• _Job_:
Copy every line of the records below where the word "document" occurs.

--- Begin Excerpted records ---

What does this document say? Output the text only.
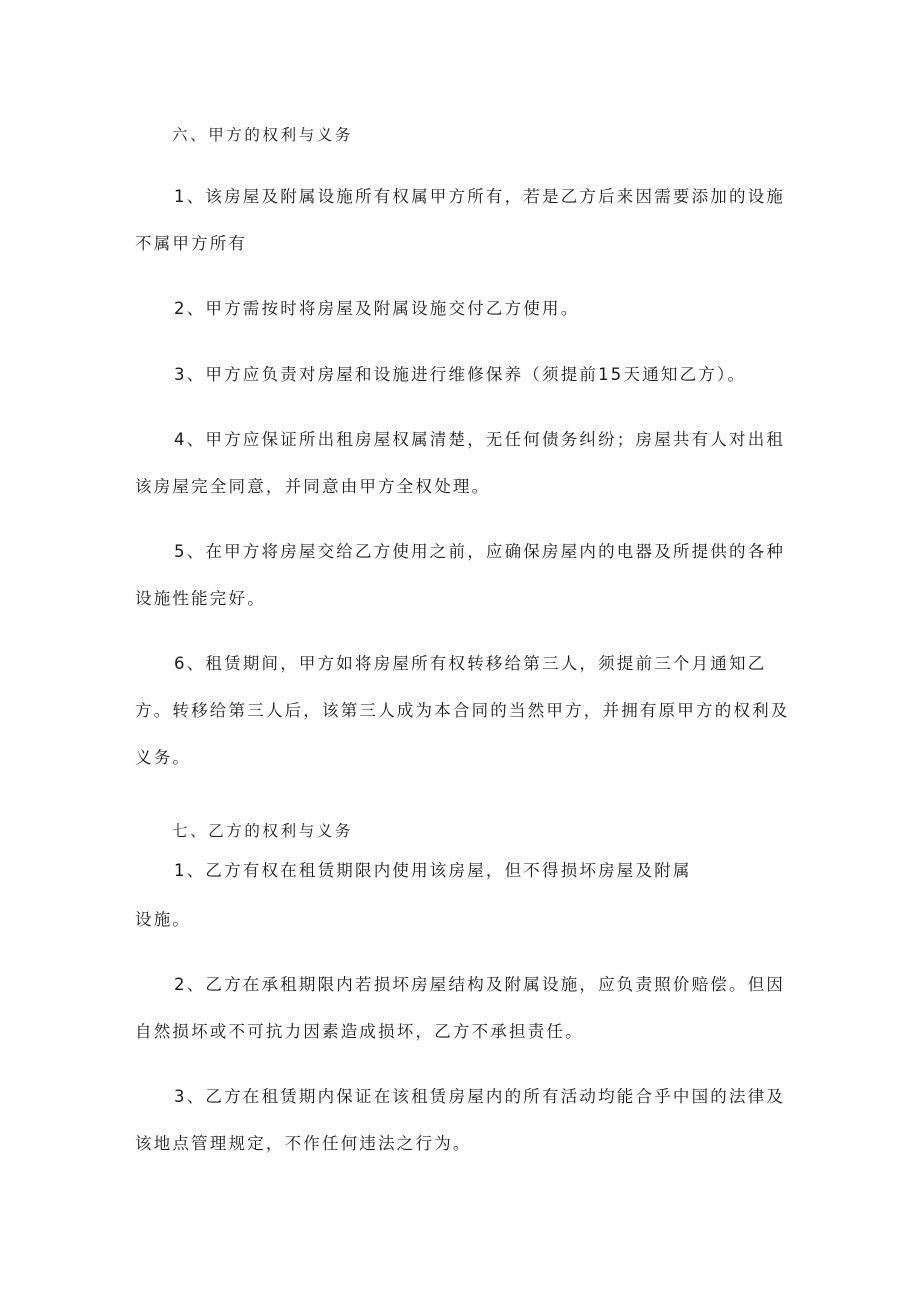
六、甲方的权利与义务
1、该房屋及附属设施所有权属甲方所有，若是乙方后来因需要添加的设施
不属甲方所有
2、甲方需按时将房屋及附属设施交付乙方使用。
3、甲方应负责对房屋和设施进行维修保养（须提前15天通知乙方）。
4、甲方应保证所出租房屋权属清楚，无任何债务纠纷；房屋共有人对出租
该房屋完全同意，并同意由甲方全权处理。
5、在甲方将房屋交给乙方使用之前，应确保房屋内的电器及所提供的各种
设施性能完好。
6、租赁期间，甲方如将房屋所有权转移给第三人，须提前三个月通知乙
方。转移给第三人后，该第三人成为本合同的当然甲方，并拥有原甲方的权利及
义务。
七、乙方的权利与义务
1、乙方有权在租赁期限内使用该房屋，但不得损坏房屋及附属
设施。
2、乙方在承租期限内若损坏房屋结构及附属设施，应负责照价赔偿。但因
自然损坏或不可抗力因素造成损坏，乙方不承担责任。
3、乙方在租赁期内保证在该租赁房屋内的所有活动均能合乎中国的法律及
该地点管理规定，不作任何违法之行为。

--- End Excerpted records ---
--- Begin Excerpted records ---

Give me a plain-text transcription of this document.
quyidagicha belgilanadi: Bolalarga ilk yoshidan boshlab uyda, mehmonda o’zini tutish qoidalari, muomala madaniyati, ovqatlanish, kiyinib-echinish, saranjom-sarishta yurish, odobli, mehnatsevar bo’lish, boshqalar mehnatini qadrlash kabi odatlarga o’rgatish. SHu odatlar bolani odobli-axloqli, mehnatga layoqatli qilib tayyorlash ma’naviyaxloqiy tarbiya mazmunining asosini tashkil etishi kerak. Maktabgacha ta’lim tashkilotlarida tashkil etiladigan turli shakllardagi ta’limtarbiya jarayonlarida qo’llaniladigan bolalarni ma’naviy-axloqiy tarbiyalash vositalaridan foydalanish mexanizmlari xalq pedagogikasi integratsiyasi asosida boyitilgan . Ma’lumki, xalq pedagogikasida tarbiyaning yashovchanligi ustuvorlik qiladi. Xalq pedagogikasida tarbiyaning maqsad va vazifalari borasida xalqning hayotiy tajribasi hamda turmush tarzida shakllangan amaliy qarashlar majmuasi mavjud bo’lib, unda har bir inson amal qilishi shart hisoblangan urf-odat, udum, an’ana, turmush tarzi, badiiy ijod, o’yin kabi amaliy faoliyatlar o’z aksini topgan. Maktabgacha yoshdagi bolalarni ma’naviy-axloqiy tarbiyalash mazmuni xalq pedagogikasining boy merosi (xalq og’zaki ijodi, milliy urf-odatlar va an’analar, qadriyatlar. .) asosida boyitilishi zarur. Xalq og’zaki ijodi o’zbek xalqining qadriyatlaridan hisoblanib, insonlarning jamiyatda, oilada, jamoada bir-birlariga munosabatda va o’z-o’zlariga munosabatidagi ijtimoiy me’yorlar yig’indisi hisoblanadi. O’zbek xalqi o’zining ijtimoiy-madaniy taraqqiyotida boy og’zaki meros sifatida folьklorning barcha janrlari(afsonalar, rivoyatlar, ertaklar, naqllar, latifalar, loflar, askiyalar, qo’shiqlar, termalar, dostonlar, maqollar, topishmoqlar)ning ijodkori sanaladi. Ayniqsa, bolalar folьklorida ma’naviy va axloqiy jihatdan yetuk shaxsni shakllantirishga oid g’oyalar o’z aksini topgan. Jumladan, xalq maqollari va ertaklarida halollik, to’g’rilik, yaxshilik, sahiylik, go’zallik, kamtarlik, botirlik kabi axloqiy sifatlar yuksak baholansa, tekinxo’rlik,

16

--- End Excerpted records ---
--- Begin Excerpted records ---

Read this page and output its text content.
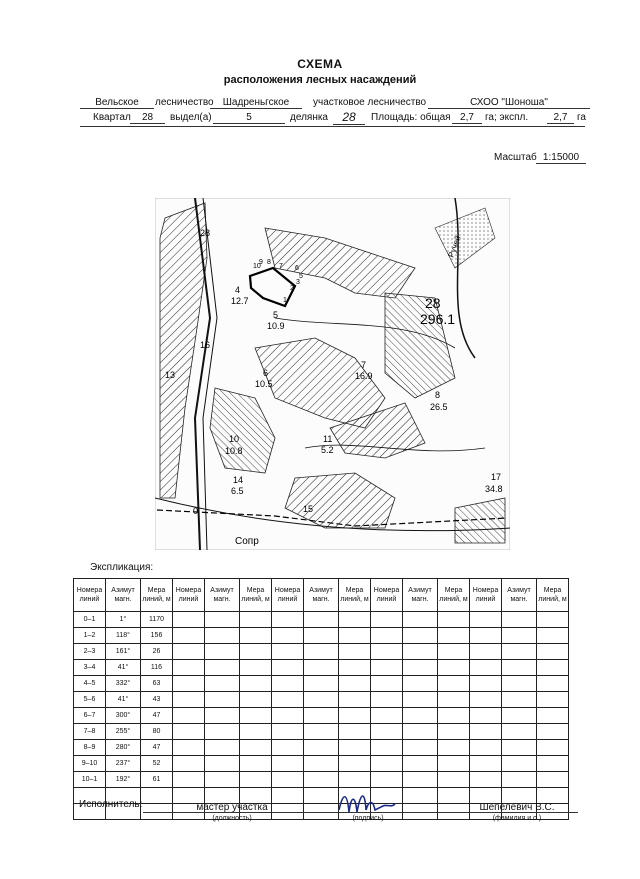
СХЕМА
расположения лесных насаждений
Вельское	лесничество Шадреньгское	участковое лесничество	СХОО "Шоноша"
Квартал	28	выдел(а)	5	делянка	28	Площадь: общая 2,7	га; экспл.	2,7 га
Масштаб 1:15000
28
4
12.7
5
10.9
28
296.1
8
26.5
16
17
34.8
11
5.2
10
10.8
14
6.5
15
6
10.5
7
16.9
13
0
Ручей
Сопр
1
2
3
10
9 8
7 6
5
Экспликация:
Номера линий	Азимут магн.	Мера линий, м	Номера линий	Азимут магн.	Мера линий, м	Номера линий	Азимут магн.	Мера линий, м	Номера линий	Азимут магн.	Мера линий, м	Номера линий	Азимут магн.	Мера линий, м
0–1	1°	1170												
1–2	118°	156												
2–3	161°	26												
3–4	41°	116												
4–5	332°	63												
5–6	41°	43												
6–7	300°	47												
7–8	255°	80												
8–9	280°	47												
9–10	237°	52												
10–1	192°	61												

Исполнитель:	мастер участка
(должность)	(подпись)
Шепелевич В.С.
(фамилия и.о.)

--- End Excerpted records ---

• _Result of this task_:
What does this document say? Output the text only.
Give me a plain-text transcription of this document.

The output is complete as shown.